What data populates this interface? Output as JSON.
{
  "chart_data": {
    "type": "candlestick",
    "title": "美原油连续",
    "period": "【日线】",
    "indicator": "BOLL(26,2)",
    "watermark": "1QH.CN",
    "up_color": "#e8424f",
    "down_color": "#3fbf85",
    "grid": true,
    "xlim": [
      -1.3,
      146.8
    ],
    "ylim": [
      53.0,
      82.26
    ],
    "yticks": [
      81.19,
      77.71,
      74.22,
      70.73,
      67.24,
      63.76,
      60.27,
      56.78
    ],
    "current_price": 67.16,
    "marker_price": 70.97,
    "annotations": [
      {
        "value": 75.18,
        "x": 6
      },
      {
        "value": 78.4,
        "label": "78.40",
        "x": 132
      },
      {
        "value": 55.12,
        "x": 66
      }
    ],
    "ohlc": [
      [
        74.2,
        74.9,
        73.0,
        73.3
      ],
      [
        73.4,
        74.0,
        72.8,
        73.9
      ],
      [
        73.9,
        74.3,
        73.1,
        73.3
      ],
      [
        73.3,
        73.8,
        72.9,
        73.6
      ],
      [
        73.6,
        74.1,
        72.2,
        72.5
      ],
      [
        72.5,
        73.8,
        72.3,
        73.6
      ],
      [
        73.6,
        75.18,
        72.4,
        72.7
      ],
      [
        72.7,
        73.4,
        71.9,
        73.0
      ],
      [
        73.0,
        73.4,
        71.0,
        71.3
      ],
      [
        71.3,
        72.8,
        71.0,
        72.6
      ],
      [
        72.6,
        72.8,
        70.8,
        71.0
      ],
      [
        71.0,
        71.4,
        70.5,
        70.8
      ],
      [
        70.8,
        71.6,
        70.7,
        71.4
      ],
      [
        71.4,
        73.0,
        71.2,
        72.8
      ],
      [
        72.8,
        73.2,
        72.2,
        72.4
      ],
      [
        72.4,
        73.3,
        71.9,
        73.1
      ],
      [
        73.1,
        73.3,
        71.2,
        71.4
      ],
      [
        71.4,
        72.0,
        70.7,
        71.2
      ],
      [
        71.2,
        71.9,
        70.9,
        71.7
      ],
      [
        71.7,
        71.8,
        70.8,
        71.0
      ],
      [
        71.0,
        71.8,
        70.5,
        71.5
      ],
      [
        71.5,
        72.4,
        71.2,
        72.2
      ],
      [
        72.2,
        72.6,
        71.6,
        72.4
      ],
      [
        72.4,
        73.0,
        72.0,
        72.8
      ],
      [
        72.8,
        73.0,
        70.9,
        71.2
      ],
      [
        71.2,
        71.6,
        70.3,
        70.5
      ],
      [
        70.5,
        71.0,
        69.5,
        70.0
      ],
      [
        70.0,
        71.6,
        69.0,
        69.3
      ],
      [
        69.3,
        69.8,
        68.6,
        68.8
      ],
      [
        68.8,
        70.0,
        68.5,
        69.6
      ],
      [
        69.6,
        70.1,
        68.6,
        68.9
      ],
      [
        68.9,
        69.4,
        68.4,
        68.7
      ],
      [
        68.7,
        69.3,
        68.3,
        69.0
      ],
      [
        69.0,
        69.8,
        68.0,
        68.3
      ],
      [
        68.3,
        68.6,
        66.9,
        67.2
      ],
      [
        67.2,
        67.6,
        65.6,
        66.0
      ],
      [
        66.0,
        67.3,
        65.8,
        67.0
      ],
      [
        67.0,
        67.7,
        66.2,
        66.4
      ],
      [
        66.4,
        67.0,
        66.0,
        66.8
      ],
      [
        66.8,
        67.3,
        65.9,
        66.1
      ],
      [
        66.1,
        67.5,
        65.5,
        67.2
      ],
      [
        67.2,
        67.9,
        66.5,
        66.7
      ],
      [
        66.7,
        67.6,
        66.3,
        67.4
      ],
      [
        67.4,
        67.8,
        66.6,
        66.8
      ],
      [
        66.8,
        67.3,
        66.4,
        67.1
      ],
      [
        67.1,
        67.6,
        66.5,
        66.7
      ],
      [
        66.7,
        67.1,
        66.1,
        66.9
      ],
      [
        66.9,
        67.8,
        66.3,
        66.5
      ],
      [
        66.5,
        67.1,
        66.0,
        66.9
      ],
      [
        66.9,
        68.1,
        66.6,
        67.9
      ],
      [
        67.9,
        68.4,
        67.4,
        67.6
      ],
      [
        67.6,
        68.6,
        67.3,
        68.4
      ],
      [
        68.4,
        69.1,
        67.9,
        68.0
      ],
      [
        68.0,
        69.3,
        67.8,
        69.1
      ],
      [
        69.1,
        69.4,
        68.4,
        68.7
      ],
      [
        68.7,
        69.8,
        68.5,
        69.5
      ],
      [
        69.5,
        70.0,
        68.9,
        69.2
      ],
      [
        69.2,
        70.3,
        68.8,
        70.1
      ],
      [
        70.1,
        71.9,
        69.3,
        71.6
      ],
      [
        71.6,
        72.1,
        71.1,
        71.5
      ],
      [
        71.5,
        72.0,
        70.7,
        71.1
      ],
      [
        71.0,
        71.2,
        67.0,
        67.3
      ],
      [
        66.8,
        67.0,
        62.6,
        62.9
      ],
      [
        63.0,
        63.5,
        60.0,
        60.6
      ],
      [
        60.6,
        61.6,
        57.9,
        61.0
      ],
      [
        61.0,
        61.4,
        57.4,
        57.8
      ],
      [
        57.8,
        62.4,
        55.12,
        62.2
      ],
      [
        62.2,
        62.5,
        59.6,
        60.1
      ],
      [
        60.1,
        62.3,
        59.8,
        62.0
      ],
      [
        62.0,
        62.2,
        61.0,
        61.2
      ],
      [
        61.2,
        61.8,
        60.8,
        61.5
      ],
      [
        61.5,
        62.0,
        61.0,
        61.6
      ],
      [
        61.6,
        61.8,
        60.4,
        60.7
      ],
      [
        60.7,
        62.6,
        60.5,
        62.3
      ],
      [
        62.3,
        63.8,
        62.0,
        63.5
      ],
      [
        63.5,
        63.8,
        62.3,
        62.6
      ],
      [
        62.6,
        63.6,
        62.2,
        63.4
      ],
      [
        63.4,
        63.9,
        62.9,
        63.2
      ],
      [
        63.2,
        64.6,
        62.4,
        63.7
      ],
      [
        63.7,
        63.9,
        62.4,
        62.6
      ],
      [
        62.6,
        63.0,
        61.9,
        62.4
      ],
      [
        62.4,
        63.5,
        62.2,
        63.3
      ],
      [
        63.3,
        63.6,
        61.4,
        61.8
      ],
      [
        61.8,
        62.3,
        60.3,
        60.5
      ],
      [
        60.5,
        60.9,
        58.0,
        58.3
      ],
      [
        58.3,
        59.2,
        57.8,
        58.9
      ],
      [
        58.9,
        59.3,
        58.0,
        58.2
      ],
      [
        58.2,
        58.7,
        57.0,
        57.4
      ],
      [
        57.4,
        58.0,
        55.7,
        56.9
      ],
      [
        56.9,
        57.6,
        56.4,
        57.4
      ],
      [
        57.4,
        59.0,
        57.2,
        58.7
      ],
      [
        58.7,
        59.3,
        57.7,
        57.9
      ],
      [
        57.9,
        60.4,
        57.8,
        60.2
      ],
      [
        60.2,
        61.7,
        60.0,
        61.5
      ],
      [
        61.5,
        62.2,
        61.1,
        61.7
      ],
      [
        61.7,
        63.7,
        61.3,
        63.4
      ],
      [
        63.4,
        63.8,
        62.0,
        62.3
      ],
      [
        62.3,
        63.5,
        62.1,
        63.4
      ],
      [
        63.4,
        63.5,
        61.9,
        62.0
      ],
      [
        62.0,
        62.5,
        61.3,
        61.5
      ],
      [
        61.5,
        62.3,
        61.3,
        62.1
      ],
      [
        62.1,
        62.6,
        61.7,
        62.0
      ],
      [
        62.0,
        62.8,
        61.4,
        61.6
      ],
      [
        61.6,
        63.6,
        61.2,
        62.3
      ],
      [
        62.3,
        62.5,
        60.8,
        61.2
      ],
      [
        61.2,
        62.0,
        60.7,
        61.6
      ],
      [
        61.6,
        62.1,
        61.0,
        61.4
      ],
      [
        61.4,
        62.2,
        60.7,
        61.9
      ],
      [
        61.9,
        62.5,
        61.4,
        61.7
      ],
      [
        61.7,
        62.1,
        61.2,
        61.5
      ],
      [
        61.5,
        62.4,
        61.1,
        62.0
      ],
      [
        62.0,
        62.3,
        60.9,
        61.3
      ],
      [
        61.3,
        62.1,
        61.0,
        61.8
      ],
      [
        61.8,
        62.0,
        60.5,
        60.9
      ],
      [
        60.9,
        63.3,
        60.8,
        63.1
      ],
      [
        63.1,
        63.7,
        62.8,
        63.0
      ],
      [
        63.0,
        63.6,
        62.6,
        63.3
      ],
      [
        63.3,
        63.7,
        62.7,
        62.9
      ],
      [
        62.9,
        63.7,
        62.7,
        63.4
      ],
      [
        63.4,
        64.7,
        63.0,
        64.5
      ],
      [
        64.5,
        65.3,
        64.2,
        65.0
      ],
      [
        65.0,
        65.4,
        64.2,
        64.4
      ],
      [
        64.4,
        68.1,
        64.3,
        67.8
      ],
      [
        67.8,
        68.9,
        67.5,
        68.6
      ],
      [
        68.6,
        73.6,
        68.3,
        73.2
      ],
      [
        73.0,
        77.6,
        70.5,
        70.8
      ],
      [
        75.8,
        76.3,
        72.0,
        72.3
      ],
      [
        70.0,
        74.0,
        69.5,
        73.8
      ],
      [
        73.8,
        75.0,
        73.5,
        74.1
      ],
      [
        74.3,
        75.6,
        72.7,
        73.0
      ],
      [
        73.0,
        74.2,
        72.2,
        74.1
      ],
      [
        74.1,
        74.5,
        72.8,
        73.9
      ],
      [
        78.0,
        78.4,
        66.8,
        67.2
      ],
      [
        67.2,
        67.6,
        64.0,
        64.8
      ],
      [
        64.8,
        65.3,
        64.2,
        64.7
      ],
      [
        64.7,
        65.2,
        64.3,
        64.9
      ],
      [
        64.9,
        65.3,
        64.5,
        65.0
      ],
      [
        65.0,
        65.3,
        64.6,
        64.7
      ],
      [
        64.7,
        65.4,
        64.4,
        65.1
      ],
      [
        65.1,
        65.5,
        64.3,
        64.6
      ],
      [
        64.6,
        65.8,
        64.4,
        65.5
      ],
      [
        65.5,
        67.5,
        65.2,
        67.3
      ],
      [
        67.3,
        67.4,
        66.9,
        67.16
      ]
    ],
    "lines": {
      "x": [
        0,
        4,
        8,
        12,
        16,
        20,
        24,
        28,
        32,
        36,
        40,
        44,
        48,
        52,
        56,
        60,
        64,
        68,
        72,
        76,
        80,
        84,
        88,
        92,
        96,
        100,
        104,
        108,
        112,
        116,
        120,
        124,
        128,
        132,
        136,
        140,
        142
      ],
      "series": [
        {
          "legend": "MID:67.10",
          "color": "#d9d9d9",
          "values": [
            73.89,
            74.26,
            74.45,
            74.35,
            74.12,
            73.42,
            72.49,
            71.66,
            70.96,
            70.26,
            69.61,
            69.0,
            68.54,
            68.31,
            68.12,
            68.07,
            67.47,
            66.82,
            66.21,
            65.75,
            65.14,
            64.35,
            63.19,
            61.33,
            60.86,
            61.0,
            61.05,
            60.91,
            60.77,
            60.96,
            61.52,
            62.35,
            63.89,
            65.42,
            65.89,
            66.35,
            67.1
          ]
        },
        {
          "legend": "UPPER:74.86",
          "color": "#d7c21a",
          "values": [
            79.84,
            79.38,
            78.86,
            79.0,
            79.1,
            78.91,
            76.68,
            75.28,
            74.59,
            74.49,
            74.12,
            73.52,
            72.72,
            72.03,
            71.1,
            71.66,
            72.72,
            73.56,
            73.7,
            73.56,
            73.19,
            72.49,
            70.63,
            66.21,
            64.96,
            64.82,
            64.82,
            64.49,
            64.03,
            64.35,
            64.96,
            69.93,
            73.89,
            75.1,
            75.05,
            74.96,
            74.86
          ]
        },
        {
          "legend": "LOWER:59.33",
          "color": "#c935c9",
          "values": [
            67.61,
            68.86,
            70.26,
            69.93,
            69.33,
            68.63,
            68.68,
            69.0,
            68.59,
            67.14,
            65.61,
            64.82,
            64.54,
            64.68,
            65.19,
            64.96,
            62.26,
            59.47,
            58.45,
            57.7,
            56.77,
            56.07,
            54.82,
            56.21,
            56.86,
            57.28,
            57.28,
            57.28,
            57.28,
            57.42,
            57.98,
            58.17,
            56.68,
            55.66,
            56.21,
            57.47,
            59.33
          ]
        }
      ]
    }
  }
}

### TASK DESCRIPTION
All lines holding the word "legend" should be picked out and copied.

### SOLVED PROBLEM
          "legend": "MID:67.10",
          "legend": "UPPER:74.86",
          "legend": "LOWER:59.33",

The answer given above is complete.